- [Brief] Pull every line containing the word "units" from the records.

- [Records for this task]
──────

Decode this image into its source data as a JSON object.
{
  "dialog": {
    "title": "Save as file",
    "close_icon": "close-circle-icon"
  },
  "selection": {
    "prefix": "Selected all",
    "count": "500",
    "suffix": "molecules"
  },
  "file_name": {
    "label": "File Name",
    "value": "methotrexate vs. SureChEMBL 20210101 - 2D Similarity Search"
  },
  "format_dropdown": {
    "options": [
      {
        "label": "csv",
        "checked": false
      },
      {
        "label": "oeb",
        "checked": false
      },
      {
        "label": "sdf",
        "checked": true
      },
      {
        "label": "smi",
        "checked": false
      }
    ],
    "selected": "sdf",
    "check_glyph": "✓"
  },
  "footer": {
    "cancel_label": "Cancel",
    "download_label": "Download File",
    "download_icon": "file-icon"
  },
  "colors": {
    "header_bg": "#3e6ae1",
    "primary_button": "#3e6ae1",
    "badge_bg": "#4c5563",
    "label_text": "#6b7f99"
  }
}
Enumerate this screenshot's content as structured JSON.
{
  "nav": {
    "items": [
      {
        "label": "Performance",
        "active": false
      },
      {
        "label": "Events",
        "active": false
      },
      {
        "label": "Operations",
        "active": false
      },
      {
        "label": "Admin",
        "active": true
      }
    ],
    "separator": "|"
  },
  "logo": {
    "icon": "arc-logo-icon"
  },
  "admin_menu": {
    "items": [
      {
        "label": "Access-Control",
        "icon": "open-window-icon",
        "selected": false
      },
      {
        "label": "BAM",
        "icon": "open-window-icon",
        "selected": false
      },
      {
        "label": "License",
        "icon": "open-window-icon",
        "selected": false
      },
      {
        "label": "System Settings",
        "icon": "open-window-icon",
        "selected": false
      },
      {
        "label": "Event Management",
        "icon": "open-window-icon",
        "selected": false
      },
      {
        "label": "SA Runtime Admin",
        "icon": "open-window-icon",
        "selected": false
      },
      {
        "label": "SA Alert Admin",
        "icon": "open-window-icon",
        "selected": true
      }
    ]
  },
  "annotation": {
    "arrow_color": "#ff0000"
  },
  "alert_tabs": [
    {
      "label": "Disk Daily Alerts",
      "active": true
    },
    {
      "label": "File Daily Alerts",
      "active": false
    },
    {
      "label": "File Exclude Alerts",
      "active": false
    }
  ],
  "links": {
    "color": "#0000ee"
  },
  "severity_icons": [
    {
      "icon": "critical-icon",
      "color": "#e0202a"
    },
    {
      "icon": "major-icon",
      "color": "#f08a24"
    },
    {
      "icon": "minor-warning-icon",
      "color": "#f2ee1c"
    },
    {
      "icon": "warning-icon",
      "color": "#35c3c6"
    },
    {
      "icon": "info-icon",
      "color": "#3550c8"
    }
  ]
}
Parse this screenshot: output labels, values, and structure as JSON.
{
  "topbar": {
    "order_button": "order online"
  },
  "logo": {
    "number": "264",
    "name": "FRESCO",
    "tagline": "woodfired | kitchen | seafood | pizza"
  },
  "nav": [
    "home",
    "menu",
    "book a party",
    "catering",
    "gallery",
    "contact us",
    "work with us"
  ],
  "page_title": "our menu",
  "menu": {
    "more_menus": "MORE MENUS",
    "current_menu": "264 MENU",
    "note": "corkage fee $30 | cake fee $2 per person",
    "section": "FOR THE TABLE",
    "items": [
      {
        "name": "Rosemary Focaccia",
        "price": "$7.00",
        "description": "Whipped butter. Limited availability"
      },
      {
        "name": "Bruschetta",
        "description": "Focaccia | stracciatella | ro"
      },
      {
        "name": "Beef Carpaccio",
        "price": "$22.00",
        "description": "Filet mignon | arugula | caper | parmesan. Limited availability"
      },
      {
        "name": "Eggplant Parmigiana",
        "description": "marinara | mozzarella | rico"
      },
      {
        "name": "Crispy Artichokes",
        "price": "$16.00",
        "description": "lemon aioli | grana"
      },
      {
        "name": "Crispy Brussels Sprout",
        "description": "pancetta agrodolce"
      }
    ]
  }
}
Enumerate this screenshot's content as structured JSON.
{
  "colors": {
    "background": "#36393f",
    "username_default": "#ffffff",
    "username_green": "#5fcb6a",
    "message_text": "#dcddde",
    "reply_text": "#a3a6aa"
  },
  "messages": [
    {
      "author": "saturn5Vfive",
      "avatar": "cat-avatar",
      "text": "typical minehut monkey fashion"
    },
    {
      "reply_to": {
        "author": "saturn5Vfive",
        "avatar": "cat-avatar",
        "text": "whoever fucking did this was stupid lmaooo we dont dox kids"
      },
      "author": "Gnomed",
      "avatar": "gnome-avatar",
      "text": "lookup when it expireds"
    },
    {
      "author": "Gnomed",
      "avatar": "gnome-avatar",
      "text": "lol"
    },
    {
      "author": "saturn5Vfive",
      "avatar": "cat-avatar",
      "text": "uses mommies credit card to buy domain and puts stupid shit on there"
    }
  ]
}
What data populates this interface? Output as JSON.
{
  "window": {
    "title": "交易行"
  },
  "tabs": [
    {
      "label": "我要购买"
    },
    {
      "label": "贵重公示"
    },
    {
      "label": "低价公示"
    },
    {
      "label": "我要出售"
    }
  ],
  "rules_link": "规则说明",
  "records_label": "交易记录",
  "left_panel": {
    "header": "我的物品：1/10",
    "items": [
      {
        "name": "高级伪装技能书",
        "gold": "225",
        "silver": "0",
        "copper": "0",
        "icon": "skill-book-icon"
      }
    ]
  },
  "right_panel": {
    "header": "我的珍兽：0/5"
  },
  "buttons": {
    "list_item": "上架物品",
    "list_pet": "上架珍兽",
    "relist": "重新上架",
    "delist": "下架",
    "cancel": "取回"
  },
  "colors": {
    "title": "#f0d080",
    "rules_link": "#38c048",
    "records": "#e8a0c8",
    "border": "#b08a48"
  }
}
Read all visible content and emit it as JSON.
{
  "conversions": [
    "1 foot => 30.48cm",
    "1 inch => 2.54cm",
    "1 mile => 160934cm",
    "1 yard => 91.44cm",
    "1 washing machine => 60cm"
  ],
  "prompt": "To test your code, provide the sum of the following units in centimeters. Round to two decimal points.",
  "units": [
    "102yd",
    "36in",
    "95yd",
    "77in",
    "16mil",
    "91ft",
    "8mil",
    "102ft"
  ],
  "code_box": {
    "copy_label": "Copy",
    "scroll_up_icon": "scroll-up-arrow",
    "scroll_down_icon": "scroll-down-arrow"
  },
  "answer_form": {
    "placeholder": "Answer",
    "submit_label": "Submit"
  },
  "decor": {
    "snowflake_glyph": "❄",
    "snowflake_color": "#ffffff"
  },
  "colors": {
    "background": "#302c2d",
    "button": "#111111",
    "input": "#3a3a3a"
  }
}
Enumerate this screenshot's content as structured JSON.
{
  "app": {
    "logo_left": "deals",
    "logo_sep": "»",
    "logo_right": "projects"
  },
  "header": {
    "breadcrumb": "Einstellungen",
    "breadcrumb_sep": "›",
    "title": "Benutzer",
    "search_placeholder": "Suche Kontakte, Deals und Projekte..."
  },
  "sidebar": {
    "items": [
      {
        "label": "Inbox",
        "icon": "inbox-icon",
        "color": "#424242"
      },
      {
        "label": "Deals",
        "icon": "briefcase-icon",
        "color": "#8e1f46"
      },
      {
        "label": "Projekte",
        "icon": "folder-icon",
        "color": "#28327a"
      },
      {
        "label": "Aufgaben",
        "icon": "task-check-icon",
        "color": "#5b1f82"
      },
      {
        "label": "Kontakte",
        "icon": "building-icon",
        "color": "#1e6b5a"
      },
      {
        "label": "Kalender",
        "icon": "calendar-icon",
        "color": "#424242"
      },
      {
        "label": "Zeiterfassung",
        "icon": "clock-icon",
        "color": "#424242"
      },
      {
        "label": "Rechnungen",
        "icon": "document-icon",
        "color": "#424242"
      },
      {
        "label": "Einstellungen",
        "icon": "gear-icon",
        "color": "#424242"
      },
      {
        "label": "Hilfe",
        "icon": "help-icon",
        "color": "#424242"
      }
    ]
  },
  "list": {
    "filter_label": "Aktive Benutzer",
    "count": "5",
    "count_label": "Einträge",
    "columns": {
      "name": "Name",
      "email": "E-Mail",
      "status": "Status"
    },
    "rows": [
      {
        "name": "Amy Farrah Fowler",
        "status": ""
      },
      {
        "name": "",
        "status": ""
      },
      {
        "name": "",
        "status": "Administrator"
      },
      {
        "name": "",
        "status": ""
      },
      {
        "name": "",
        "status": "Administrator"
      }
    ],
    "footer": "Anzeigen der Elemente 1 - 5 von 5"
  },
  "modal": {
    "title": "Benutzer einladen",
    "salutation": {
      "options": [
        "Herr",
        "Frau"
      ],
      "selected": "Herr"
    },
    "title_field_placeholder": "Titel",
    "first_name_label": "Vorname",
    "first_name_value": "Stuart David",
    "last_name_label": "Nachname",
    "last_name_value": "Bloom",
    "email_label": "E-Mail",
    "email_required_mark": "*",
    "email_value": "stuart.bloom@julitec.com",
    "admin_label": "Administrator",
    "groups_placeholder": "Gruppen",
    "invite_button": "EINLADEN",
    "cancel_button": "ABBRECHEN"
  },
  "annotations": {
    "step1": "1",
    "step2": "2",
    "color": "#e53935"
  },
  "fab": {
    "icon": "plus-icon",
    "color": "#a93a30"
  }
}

──────

- [Completed exercise]
  "prompt": "To test your code, provide the sum of the following units in centimeters. Round to two decimal points.",
  "units": [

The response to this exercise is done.